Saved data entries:
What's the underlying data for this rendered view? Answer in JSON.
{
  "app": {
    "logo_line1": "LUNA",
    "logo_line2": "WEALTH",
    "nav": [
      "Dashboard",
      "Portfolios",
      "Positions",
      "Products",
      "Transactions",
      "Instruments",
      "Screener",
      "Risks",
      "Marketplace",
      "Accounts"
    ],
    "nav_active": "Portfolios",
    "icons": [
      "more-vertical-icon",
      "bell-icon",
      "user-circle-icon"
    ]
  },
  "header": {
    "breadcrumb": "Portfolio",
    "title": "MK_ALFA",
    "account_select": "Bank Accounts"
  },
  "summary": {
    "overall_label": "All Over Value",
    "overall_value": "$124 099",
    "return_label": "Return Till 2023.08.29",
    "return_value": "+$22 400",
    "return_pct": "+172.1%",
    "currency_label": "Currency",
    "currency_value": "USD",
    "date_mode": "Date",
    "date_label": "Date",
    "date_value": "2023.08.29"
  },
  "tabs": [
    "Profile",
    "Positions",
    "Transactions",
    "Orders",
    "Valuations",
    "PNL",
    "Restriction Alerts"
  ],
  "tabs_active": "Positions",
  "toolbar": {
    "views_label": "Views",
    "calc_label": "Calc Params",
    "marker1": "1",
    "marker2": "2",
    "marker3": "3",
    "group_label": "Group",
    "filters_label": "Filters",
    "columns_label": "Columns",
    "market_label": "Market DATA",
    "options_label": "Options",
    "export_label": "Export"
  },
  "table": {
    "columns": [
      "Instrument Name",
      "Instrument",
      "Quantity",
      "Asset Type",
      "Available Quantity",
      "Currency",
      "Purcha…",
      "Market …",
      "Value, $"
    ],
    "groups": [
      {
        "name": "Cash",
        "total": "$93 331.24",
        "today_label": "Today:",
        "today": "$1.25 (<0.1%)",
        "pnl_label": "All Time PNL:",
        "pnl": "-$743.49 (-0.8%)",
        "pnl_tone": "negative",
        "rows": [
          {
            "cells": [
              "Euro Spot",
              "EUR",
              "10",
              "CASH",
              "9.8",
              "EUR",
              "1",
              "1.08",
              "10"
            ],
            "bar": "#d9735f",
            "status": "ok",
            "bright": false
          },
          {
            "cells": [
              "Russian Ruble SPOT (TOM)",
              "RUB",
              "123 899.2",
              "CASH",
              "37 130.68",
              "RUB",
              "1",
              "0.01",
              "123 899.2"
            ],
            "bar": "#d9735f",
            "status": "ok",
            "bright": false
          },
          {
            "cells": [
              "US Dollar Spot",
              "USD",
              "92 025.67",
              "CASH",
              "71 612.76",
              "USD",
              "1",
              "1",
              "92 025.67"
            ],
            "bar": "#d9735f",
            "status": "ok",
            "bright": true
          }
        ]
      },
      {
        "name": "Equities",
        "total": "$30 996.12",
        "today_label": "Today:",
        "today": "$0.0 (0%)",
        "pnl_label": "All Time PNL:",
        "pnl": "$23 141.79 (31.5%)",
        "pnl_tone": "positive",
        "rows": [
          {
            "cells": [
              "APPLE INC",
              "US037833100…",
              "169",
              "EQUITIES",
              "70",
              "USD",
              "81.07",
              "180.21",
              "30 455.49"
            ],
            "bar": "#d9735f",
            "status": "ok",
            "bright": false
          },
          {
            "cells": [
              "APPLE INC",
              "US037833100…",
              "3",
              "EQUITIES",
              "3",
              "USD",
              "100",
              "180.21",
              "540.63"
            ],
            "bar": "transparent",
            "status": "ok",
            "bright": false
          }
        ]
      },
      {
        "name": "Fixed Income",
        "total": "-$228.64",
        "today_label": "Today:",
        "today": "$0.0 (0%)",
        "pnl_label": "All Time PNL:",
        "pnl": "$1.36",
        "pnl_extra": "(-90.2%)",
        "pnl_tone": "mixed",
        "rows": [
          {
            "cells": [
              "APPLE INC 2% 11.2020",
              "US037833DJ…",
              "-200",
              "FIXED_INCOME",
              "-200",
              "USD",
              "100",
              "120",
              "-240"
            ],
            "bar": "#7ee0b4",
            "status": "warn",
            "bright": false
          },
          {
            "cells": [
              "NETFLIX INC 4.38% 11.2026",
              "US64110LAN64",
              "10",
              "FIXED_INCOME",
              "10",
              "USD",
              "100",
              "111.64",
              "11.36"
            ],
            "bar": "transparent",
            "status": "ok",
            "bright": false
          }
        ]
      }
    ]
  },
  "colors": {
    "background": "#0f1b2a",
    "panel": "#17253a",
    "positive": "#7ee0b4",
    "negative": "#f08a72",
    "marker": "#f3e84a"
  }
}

Prompt » Give every line of the material again, exactly as it reads.

Expected answer »
What's the underlying data for this rendered view? Answer in JSON.
{
  "app": {
    "logo_line1": "LUNA",
    "logo_line2": "WEALTH",
    "nav": [
      "Dashboard",
      "Portfolios",
      "Positions",
      "Products",
      "Transactions",
      "Instruments",
      "Screener",
      "Risks",
      "Marketplace",
      "Accounts"
    ],
    "nav_active": "Portfolios",
    "icons": [
      "more-vertical-icon",
      "bell-icon",
      "user-circle-icon"
    ]
  },
  "header": {
    "breadcrumb": "Portfolio",
    "title": "MK_ALFA",
    "account_select": "Bank Accounts"
  },
  "summary": {
    "overall_label": "All Over Value",
    "overall_value": "$124 099",
    "return_label": "Return Till 2023.08.29",
    "return_value": "+$22 400",
    "return_pct": "+172.1%",
    "currency_label": "Currency",
    "currency_value": "USD",
    "date_mode": "Date",
    "date_label": "Date",
    "date_value": "2023.08.29"
  },
  "tabs": [
    "Profile",
    "Positions",
    "Transactions",
    "Orders",
    "Valuations",
    "PNL",
    "Restriction Alerts"
  ],
  "tabs_active": "Positions",
  "toolbar": {
    "views_label": "Views",
    "calc_label": "Calc Params",
    "marker1": "1",
    "marker2": "2",
    "marker3": "3",
    "group_label": "Group",
    "filters_label": "Filters",
    "columns_label": "Columns",
    "market_label": "Market DATA",
    "options_label": "Options",
    "export_label": "Export"
  },
  "table": {
    "columns": [
      "Instrument Name",
      "Instrument",
      "Quantity",
      "Asset Type",
      "Available Quantity",
      "Currency",
      "Purcha…",
      "Market …",
      "Value, $"
    ],
    "groups": [
      {
        "name": "Cash",
        "total": "$93 331.24",
        "today_label": "Today:",
        "today": "$1.25 (<0.1%)",
        "pnl_label": "All Time PNL:",
        "pnl": "-$743.49 (-0.8%)",
        "pnl_tone": "negative",
        "rows": [
          {
            "cells": [
              "Euro Spot",
              "EUR",
              "10",
              "CASH",
              "9.8",
              "EUR",
              "1",
              "1.08",
              "10"
            ],
            "bar": "#d9735f",
            "status": "ok",
            "bright": false
          },
          {
            "cells": [
              "Russian Ruble SPOT (TOM)",
              "RUB",
              "123 899.2",
              "CASH",
              "37 130.68",
              "RUB",
              "1",
              "0.01",
              "123 899.2"
            ],
            "bar": "#d9735f",
            "status": "ok",
            "bright": false
          },
          {
            "cells": [
              "US Dollar Spot",
              "USD",
              "92 025.67",
              "CASH",
              "71 612.76",
              "USD",
              "1",
              "1",
              "92 025.67"
            ],
            "bar": "#d9735f",
            "status": "ok",
            "bright": true
          }
        ]
      },
      {
        "name": "Equities",
        "total": "$30 996.12",
        "today_label": "Today:",
        "today": "$0.0 (0%)",
        "pnl_label": "All Time PNL:",
        "pnl": "$23 141.79 (31.5%)",
        "pnl_tone": "positive",
        "rows": [
          {
            "cells": [
              "APPLE INC",
              "US037833100…",
              "169",
              "EQUITIES",
              "70",
              "USD",
              "81.07",
              "180.21",
              "30 455.49"
            ],
            "bar": "#d9735f",
            "status": "ok",
            "bright": false
          },
          {
            "cells": [
              "APPLE INC",
              "US037833100…",
              "3",
              "EQUITIES",
              "3",
              "USD",
              "100",
              "180.21",
              "540.63"
            ],
            "bar": "transparent",
            "status": "ok",
            "bright": false
          }
        ]
      },
      {
        "name": "Fixed Income",
        "total": "-$228.64",
        "today_label": "Today:",
        "today": "$0.0 (0%)",
        "pnl_label": "All Time PNL:",
        "pnl": "$1.36",
        "pnl_extra": "(-90.2%)",
        "pnl_tone": "mixed",
        "rows": [
          {
            "cells": [
              "APPLE INC 2% 11.2020",
              "US037833DJ…",
              "-200",
              "FIXED_INCOME",
              "-200",
              "USD",
              "100",
              "120",
              "-240"
            ],
            "bar": "#7ee0b4",
            "status": "warn",
            "bright": false
          },
          {
            "cells": [
              "NETFLIX INC 4.38% 11.2026",
              "US64110LAN64",
              "10",
              "FIXED_INCOME",
              "10",
              "USD",
              "100",
              "111.64",
              "11.36"
            ],
            "bar": "transparent",
            "status": "ok",
            "bright": false
          }
        ]
      }
    ]
  },
  "colors": {
    "background": "#0f1b2a",
    "panel": "#17253a",
    "positive": "#7ee0b4",
    "negative": "#f08a72",
    "marker": "#f3e84a"
  }
}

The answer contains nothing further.